— START OF Entries provided —

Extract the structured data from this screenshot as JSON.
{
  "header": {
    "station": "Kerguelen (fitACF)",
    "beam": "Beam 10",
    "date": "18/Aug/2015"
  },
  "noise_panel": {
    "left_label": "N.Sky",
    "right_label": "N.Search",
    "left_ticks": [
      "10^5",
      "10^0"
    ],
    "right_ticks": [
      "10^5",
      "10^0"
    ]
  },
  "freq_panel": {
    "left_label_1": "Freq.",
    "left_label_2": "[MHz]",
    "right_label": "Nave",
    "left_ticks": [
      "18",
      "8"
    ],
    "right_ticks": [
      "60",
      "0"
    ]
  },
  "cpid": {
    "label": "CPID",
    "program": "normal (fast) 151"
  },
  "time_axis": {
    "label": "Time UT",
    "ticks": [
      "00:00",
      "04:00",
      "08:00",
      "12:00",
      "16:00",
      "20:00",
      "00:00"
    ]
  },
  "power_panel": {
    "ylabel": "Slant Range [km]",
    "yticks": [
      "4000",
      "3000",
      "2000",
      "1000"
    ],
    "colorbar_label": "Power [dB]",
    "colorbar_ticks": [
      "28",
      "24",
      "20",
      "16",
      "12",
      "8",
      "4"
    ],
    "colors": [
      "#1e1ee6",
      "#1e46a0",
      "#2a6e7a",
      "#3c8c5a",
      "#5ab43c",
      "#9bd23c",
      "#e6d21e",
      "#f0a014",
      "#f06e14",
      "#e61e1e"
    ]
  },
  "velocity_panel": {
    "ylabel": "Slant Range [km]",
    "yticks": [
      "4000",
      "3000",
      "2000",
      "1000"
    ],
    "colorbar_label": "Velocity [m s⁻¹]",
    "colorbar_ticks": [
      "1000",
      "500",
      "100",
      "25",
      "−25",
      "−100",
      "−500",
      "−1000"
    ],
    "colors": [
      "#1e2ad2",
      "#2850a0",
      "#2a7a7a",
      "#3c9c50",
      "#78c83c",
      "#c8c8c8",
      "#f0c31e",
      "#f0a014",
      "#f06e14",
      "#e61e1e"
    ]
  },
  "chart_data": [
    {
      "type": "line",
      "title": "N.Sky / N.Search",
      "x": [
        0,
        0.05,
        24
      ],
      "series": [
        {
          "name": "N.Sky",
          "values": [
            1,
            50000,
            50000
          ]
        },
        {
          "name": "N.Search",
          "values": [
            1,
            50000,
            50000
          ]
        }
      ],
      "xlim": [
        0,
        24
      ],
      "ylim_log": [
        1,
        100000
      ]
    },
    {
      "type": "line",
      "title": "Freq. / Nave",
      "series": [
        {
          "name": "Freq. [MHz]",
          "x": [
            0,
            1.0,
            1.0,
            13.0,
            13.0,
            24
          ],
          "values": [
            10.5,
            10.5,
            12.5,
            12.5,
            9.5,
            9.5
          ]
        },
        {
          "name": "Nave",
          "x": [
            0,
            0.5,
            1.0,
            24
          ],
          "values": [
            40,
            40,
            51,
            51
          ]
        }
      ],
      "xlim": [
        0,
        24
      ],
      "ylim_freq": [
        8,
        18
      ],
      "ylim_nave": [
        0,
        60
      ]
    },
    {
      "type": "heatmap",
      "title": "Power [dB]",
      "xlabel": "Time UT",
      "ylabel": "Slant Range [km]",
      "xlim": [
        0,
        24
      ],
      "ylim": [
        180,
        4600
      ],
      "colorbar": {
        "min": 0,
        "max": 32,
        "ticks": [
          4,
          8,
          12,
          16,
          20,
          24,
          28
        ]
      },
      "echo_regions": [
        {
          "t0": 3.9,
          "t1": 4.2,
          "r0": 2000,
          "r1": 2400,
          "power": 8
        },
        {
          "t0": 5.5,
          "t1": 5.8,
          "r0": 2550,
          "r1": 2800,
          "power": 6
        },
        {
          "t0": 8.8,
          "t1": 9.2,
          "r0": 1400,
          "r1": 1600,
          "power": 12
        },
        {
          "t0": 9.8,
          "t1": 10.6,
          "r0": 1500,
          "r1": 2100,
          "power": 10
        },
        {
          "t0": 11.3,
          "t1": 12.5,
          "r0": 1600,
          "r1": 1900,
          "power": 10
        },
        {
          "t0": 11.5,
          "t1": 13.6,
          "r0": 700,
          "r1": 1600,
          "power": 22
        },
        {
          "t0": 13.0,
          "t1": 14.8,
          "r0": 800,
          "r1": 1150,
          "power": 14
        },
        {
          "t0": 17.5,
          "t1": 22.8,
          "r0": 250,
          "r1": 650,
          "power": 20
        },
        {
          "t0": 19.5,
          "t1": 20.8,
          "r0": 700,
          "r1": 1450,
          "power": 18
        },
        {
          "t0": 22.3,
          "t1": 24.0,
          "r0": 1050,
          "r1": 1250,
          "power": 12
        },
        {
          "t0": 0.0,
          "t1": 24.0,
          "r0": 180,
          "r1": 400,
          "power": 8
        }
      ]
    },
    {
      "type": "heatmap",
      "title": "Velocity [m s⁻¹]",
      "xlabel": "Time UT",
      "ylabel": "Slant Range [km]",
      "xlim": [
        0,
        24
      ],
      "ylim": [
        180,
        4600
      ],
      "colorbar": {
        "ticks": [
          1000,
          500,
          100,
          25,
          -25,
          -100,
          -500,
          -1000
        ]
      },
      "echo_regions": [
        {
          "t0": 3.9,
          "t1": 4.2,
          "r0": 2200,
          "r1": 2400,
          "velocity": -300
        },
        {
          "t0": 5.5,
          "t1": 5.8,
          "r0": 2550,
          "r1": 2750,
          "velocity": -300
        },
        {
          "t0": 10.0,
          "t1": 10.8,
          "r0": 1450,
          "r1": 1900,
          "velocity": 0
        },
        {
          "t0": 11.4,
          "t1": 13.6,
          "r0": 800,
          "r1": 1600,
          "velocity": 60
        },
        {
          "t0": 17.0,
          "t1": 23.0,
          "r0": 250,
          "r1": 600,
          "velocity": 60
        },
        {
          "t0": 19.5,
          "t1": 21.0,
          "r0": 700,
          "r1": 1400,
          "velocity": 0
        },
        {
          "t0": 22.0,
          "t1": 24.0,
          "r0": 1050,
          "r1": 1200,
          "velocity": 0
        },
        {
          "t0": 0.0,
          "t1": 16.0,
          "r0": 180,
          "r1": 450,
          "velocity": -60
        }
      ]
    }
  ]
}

— END OF Entries provided —

◆ Aim of the task: Nothing in the listing may be changed; retype it all exactly.

◆ Reply to the task:
Extract the structured data from this screenshot as JSON.
{
  "header": {
    "station": "Kerguelen (fitACF)",
    "beam": "Beam 10",
    "date": "18/Aug/2015"
  },
  "noise_panel": {
    "left_label": "N.Sky",
    "right_label": "N.Search",
    "left_ticks": [
      "10^5",
      "10^0"
    ],
    "right_ticks": [
      "10^5",
      "10^0"
    ]
  },
  "freq_panel": {
    "left_label_1": "Freq.",
    "left_label_2": "[MHz]",
    "right_label": "Nave",
    "left_ticks": [
      "18",
      "8"
    ],
    "right_ticks": [
      "60",
      "0"
    ]
  },
  "cpid": {
    "label": "CPID",
    "program": "normal (fast) 151"
  },
  "time_axis": {
    "label": "Time UT",
    "ticks": [
      "00:00",
      "04:00",
      "08:00",
      "12:00",
      "16:00",
      "20:00",
      "00:00"
    ]
  },
  "power_panel": {
    "ylabel": "Slant Range [km]",
    "yticks": [
      "4000",
      "3000",
      "2000",
      "1000"
    ],
    "colorbar_label": "Power [dB]",
    "colorbar_ticks": [
      "28",
      "24",
      "20",
      "16",
      "12",
      "8",
      "4"
    ],
    "colors": [
      "#1e1ee6",
      "#1e46a0",
      "#2a6e7a",
      "#3c8c5a",
      "#5ab43c",
      "#9bd23c",
      "#e6d21e",
      "#f0a014",
      "#f06e14",
      "#e61e1e"
    ]
  },
  "velocity_panel": {
    "ylabel": "Slant Range [km]",
    "yticks": [
      "4000",
      "3000",
      "2000",
      "1000"
    ],
    "colorbar_label": "Velocity [m s⁻¹]",
    "colorbar_ticks": [
      "1000",
      "500",
      "100",
      "25",
      "−25",
      "−100",
      "−500",
      "−1000"
    ],
    "colors": [
      "#1e2ad2",
      "#2850a0",
      "#2a7a7a",
      "#3c9c50",
      "#78c83c",
      "#c8c8c8",
      "#f0c31e",
      "#f0a014",
      "#f06e14",
      "#e61e1e"
    ]
  },
  "chart_data": [
    {
      "type": "line",
      "title": "N.Sky / N.Search",
      "x": [
        0,
        0.05,
        24
      ],
      "series": [
        {
          "name": "N.Sky",
          "values": [
            1,
            50000,
            50000
          ]
        },
        {
          "name": "N.Search",
          "values": [
            1,
            50000,
            50000
          ]
        }
      ],
      "xlim": [
        0,
        24
      ],
      "ylim_log": [
        1,
        100000
      ]
    },
    {
      "type": "line",
      "title": "Freq. / Nave",
      "series": [
        {
          "name": "Freq. [MHz]",
          "x": [
            0,
            1.0,
            1.0,
            13.0,
            13.0,
            24
          ],
          "values": [
            10.5,
            10.5,
            12.5,
            12.5,
            9.5,
            9.5
          ]
        },
        {
          "name": "Nave",
          "x": [
            0,
            0.5,
            1.0,
            24
          ],
          "values": [
            40,
            40,
            51,
            51
          ]
        }
      ],
      "xlim": [
        0,
        24
      ],
      "ylim_freq": [
        8,
        18
      ],
      "ylim_nave": [
        0,
        60
      ]
    },
    {
      "type": "heatmap",
      "title": "Power [dB]",
      "xlabel": "Time UT",
      "ylabel": "Slant Range [km]",
      "xlim": [
        0,
        24
      ],
      "ylim": [
        180,
        4600
      ],
      "colorbar": {
        "min": 0,
        "max": 32,
        "ticks": [
          4,
          8,
          12,
          16,
          20,
          24,
          28
        ]
      },
      "echo_regions": [
        {
          "t0": 3.9,
          "t1": 4.2,
          "r0": 2000,
          "r1": 2400,
          "power": 8
        },
        {
          "t0": 5.5,
          "t1": 5.8,
          "r0": 2550,
          "r1": 2800,
          "power": 6
        },
        {
          "t0": 8.8,
          "t1": 9.2,
          "r0": 1400,
          "r1": 1600,
          "power": 12
        },
        {
          "t0": 9.8,
          "t1": 10.6,
          "r0": 1500,
          "r1": 2100,
          "power": 10
        },
        {
          "t0": 11.3,
          "t1": 12.5,
          "r0": 1600,
          "r1": 1900,
          "power": 10
        },
        {
          "t0": 11.5,
          "t1": 13.6,
          "r0": 700,
          "r1": 1600,
          "power": 22
        },
        {
          "t0": 13.0,
          "t1": 14.8,
          "r0": 800,
          "r1": 1150,
          "power": 14
        },
        {
          "t0": 17.5,
          "t1": 22.8,
          "r0": 250,
          "r1": 650,
          "power": 20
        },
        {
          "t0": 19.5,
          "t1": 20.8,
          "r0": 700,
          "r1": 1450,
          "power": 18
        },
        {
          "t0": 22.3,
          "t1": 24.0,
          "r0": 1050,
          "r1": 1250,
          "power": 12
        },
        {
          "t0": 0.0,
          "t1": 24.0,
          "r0": 180,
          "r1": 400,
          "power": 8
        }
      ]
    },
    {
      "type": "heatmap",
      "title": "Velocity [m s⁻¹]",
      "xlabel": "Time UT",
      "ylabel": "Slant Range [km]",
      "xlim": [
        0,
        24
      ],
      "ylim": [
        180,
        4600
      ],
      "colorbar": {
        "ticks": [
          1000,
          500,
          100,
          25,
          -25,
          -100,
          -500,
          -1000
        ]
      },
      "echo_regions": [
        {
          "t0": 3.9,
          "t1": 4.2,
          "r0": 2200,
          "r1": 2400,
          "velocity": -300
        },
        {
          "t0": 5.5,
          "t1": 5.8,
          "r0": 2550,
          "r1": 2750,
          "velocity": -300
        },
        {
          "t0": 10.0,
          "t1": 10.8,
          "r0": 1450,
          "r1": 1900,
          "velocity": 0
        },
        {
          "t0": 11.4,
          "t1": 13.6,
          "r0": 800,
          "r1": 1600,
          "velocity": 60
        },
        {
          "t0": 17.0,
          "t1": 23.0,
          "r0": 250,
          "r1": 600,
          "velocity": 60
        },
        {
          "t0": 19.5,
          "t1": 21.0,
          "r0": 700,
          "r1": 1400,
          "velocity": 0
        },
        {
          "t0": 22.0,
          "t1": 24.0,
          "r0": 1050,
          "r1": 1200,
          "velocity": 0
        },
        {
          "t0": 0.0,
          "t1": 16.0,
          "r0": 180,
          "r1": 450,
          "velocity": -60
        }
      ]
    }
  ]
}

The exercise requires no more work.